- [What needs to be done]:
Scan the data. Collect each line that contains the word "nnerve".
::: Source material
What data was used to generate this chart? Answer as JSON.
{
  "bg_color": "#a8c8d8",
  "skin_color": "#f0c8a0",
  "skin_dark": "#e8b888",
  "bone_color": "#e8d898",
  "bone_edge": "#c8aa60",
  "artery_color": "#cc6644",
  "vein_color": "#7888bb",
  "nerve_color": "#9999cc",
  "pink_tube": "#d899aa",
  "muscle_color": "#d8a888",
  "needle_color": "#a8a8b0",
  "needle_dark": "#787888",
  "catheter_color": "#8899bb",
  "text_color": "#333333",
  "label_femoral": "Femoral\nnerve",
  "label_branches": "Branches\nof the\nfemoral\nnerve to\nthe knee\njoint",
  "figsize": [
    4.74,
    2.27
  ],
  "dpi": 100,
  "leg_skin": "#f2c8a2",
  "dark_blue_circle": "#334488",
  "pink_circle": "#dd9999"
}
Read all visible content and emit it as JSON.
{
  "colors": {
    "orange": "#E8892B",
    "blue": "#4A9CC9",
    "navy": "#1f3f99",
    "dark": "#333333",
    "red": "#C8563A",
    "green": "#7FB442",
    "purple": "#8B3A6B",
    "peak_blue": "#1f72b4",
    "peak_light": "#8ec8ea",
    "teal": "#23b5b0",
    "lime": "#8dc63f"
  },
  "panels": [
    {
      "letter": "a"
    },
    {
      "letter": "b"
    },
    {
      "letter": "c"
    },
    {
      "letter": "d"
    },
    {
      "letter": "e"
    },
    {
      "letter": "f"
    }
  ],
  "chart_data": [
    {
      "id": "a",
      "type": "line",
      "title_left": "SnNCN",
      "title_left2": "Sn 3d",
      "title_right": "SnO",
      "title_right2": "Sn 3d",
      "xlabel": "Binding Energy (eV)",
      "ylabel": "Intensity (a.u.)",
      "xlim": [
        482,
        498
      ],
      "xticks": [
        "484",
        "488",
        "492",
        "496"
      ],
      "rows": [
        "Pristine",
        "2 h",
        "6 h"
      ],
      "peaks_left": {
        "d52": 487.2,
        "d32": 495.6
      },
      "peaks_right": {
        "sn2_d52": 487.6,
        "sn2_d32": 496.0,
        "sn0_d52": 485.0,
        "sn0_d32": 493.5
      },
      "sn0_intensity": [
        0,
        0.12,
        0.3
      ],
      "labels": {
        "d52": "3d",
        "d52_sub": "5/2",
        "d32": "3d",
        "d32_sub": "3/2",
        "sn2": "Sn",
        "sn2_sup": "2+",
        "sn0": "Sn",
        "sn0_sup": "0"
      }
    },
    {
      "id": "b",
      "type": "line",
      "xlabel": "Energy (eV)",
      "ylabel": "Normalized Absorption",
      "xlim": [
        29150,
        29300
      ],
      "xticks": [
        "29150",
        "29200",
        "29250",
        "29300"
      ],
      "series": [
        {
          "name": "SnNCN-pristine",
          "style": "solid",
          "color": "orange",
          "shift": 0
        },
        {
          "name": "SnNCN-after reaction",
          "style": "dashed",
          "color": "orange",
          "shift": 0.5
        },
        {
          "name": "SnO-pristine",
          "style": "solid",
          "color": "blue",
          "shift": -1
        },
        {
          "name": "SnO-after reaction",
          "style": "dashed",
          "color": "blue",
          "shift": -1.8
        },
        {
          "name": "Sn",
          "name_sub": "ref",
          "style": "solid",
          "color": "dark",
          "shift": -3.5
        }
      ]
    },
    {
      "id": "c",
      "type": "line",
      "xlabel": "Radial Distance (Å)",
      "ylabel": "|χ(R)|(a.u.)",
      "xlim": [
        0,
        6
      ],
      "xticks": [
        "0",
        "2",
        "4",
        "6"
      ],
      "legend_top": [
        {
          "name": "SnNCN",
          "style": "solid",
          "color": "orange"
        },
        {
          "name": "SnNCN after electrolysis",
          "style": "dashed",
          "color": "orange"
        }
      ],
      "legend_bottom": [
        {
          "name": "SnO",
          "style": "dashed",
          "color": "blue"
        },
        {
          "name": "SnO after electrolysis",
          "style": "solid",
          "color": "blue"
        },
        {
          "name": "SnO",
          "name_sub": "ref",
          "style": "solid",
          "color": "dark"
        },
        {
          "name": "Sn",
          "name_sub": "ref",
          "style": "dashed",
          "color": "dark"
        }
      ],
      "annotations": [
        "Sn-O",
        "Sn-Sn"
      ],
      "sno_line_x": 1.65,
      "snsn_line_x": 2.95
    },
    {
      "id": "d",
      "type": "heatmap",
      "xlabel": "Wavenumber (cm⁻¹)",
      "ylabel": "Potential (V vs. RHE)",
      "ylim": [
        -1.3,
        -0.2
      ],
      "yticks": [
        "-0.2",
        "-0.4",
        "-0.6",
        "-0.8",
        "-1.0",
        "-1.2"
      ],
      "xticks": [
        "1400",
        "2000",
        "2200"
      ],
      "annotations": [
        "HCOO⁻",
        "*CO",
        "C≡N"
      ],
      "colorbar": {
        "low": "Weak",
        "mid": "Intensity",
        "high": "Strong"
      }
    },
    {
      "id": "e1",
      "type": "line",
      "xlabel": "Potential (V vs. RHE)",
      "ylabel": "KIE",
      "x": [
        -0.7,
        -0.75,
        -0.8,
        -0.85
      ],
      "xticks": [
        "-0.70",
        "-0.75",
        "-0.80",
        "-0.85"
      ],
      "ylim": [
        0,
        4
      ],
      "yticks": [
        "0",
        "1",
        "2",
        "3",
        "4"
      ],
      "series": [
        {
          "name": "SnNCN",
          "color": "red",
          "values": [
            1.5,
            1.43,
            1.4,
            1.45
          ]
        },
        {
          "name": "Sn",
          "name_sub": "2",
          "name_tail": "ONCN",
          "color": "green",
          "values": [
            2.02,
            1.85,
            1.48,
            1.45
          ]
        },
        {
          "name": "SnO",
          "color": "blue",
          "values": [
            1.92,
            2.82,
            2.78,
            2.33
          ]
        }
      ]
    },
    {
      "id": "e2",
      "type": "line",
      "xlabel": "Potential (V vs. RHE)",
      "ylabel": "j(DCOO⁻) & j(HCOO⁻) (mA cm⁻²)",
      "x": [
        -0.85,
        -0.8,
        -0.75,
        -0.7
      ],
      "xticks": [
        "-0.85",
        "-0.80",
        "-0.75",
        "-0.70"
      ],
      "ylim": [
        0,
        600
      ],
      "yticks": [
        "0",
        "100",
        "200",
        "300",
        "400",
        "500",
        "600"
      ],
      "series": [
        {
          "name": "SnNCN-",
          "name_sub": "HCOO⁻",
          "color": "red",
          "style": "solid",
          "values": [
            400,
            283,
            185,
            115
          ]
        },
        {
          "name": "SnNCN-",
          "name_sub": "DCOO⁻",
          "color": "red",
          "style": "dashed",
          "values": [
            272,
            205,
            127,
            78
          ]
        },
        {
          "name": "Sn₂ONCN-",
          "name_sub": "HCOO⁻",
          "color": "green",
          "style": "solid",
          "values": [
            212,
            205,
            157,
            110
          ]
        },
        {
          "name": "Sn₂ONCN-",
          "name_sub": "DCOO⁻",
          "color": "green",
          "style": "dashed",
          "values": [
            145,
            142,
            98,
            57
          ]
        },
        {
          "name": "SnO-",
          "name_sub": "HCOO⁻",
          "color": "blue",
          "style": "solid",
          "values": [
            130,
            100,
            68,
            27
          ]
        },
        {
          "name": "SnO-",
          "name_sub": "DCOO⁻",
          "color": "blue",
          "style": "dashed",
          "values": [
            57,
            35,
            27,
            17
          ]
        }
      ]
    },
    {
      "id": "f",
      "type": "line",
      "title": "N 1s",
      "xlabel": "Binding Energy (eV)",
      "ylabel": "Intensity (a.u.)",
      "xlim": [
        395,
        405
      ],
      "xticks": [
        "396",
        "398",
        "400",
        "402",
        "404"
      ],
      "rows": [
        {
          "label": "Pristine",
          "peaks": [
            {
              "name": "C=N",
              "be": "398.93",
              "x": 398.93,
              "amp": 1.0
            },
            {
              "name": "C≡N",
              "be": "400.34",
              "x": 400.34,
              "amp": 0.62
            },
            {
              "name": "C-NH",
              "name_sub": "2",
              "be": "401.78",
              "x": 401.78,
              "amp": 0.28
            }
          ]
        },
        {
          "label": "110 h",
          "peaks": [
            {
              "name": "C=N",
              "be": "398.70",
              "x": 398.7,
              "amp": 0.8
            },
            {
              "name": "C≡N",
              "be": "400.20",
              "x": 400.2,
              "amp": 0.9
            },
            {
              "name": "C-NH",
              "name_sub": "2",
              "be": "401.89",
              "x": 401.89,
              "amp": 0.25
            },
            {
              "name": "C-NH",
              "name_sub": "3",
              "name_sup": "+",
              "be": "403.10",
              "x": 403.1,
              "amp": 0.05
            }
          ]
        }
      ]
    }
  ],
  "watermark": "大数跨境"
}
::::::
- [Result of this task]:
  "label_femoral": "Femoral\nnerve",
  "label_branches": "Branches\nof the\nfemoral\nnerve to\nthe knee\njoint",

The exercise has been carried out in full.